▶ _The data_
• • • • •

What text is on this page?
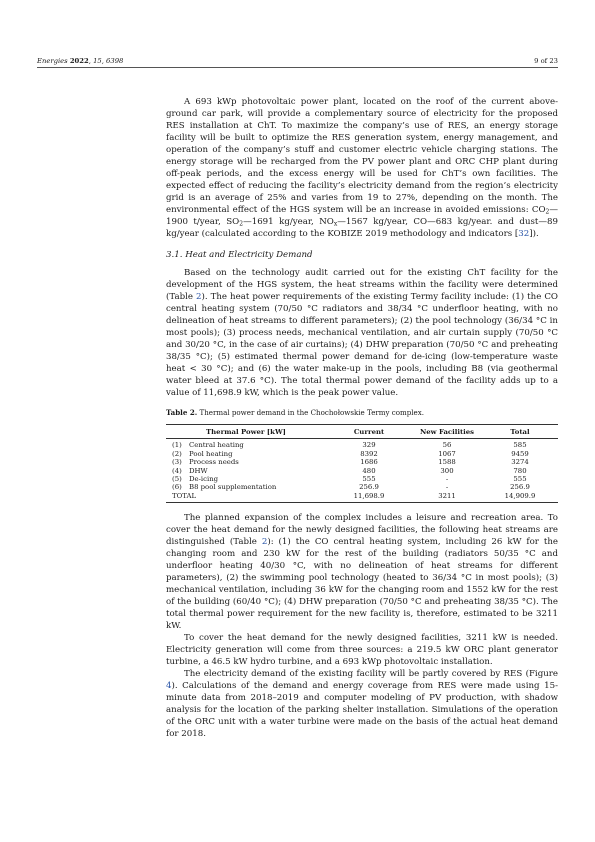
Energies 2022, 15, 6398	9 of 23

A 693 kWp photovoltaic power plant, located on the roof of the current above-ground car park, will provide a complementary source of electricity for the proposed RES installation at ChT. To maximize the company’s use of RES, an energy storage facility will be built to optimize the RES generation system, energy management, and operation of the company’s stuff and customer electric vehicle charging stations. The energy storage will be recharged from the PV power plant and ORC CHP plant during off-peak periods, and the excess energy will be used for ChT’s own facilities. The expected effect of reducing the facility’s electricity demand from the region’s electricity grid is an average of 25% and varies from 19 to 27%, depending on the month. The environmental effect of the HGS system will be an increase in avoided emissions: $CO_2—1900$ t/year, $SO_2—1691$ kg/year, $NO_x—1567$ kg/year, CO—683 kg/year. and dust—89 kg/year (calculated according to the KOBIZE 2019 methodology and indicators [32]).

3.1. Heat and Electricity Demand

Based on the technology audit carried out for the existing ChT facility for the development of the HGS system, the heat streams within the facility were determined (Table 2). The heat power requirements of the existing Termy facility include: (1) the CO central heating system (70/50 °C radiators and 38/34 °C underfloor heating, with no delineation of heat streams to different parameters); (2) the pool technology (36/34 °C in most pools); (3) process needs, mechanical ventilation, and air curtain supply (70/50 °C and 30/20 °C, in the case of air curtains); (4) DHW preparation (70/50 °C and preheating 38/35 °C); (5) estimated thermal power demand for de-icing (low-temperature waste heat < 30 °C); and (6) the water make-up in the pools, including B8 (via geothermal water bleed at 37.6 °C). The total thermal power demand of the facility adds up to a value of 11,698.9 kW, which is the peak power value.

Table 2. Thermal power demand in the Chochołowskie Termy complex.
Thermal Power [kW]	Current	New Facilities	Total
(1) Central heating	329	56	585
(2) Pool heating	8392	1067	9459
(3) Process needs	1686	1588	3274
(4) DHW	480	300	780
(5) De-icing	555	-	555
(6) B8 pool supplementation	256.9	-	256.9
TOTAL	11,698.9	3211	14,909.9

The planned expansion of the complex includes a leisure and recreation area. To cover the heat demand for the newly designed facilities, the following heat streams are distinguished (Table 2): (1) the CO central heating system, including 26 kW for the changing room and 230 kW for the rest of the building (radiators 50/35 °C and underfloor heating 40/30 °C, with no delineation of heat streams for different parameters), (2) the swimming pool technology (heated to 36/34 °C in most pools); (3) mechanical ventilation, including 36 kW for the changing room and 1552 kW for the rest of the building (60/40 °C); (4) DHW preparation (70/50 °C and preheating 38/35 °C). The total thermal power requirement for the new facility is, therefore, estimated to be 3211 kW.

To cover the heat demand for the newly designed facilities, 3211 kW is needed. Electricity generation will come from three sources: a 219.5 kW ORC plant generator turbine, a 46.5 kW hydro turbine, and a 693 kWp photovoltaic installation.

The electricity demand of the existing facility will be partly covered by RES (Figure 4). Calculations of the demand and energy coverage from RES were made using 15-minute data from 2018–2019 and computer modeling of PV production, with shadow analysis for the location of the parking shelter installation. Simulations of the operation of the ORC unit with a water turbine were made on the basis of the actual heat demand for 2018.
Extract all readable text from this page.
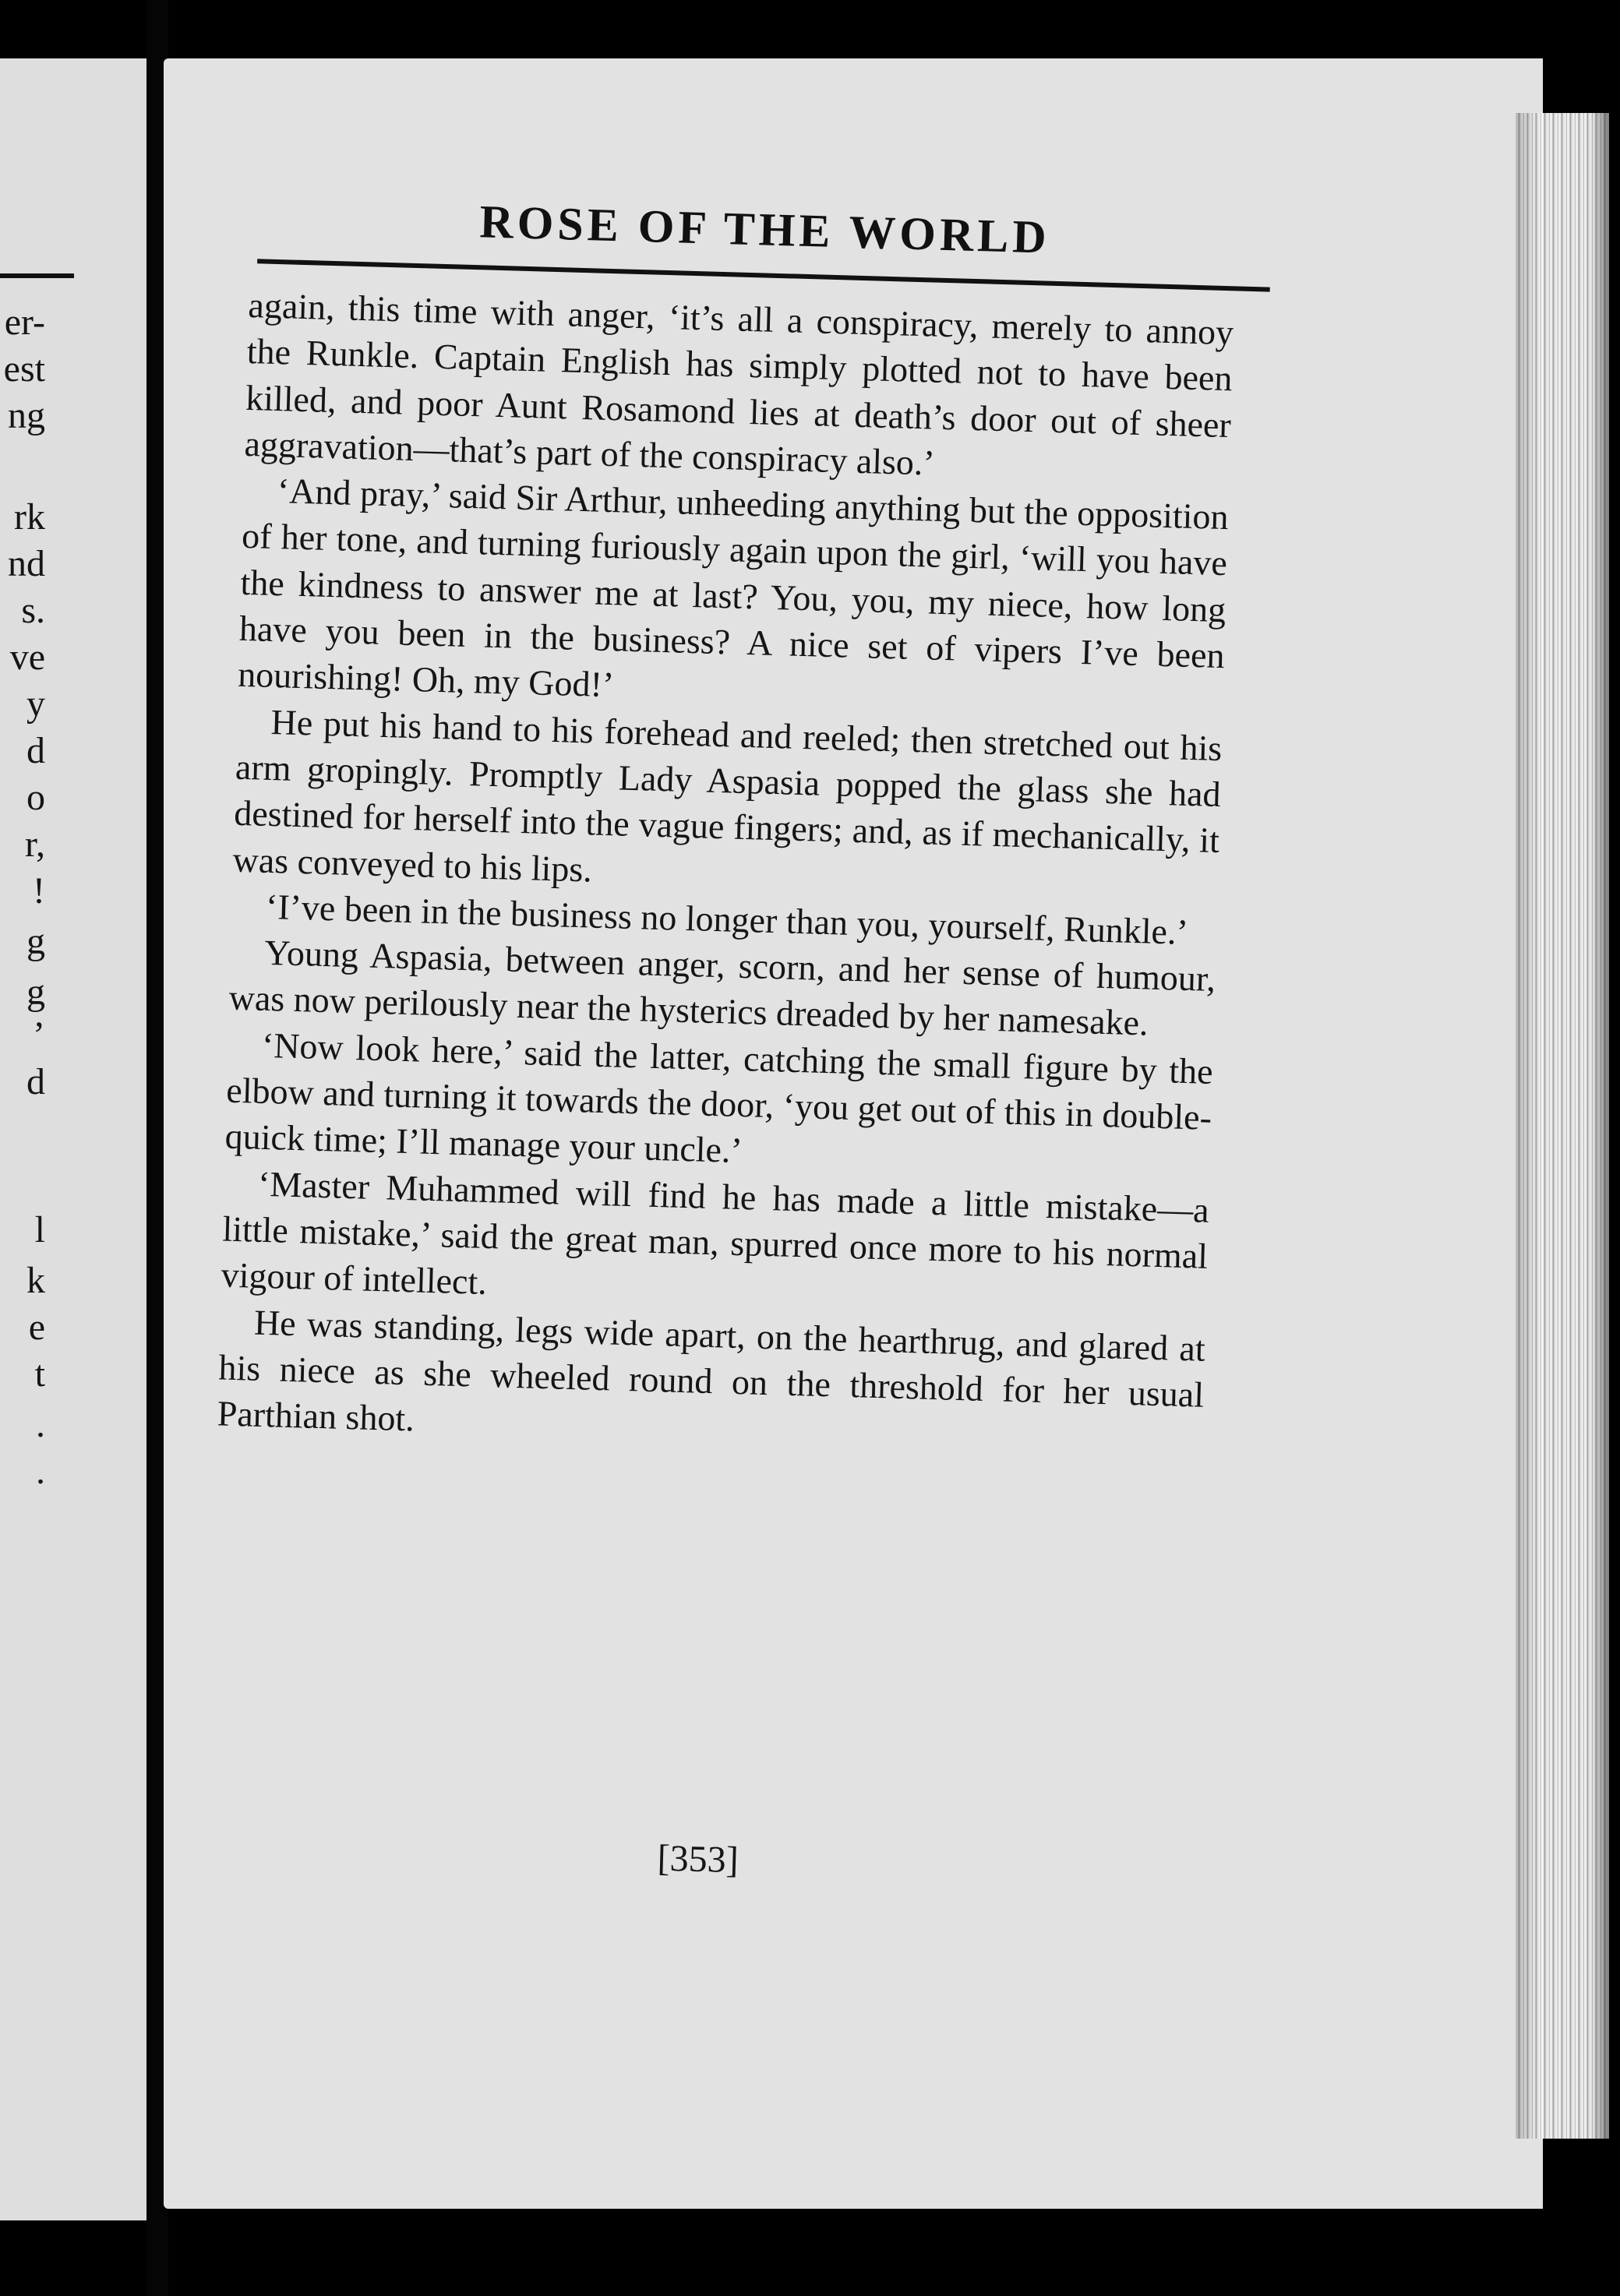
er-
est
ng
rk
nd
s.
ve
y
d
o
r,
!
g
g
’
d
l
k
e
t
.
.
ROSE OF THE WORLD

again, this time with anger, ‘it’s all a conspiracy, merely to annoy the Runkle. Captain English has simply plotted not to have been killed, and poor Aunt Rosamond lies at death’s door out of sheer aggravation—that’s part of the conspiracy also.’

‘And pray,’ said Sir Arthur, unheeding anything but the opposition of her tone, and turning furiously again upon the girl, ‘will you have the kindness to answer me at last? You, you, my niece, how long have you been in the business? A nice set of vipers I’ve been nourishing! Oh, my God!’

He put his hand to his forehead and reeled; then stretched out his arm gropingly. Promptly Lady Aspasia popped the glass she had destined for herself into the vague fingers; and, as if mechanically, it was conveyed to his lips.

‘I’ve been in the business no longer than you, yourself, Runkle.’

Young Aspasia, between anger, scorn, and her sense of humour, was now perilously near the hysterics dreaded by her namesake.

‘Now look here,’ said the latter, catching the small figure by the elbow and turning it towards the door, ‘you get out of this in double-quick time; I’ll manage your uncle.’

‘Master Muhammed will find he has made a little mistake—a little mistake,’ said the great man, spurred once more to his normal vigour of intellect.

He was standing, legs wide apart, on the hearthrug, and glared at his niece as she wheeled round on the threshold for her usual Parthian shot.

[353]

• • • • •

▶ _Task statement_
Copy each line above where the string "page" occurs.

▶ _Full answer_
What text is on this page?
Extract all readable text from this page.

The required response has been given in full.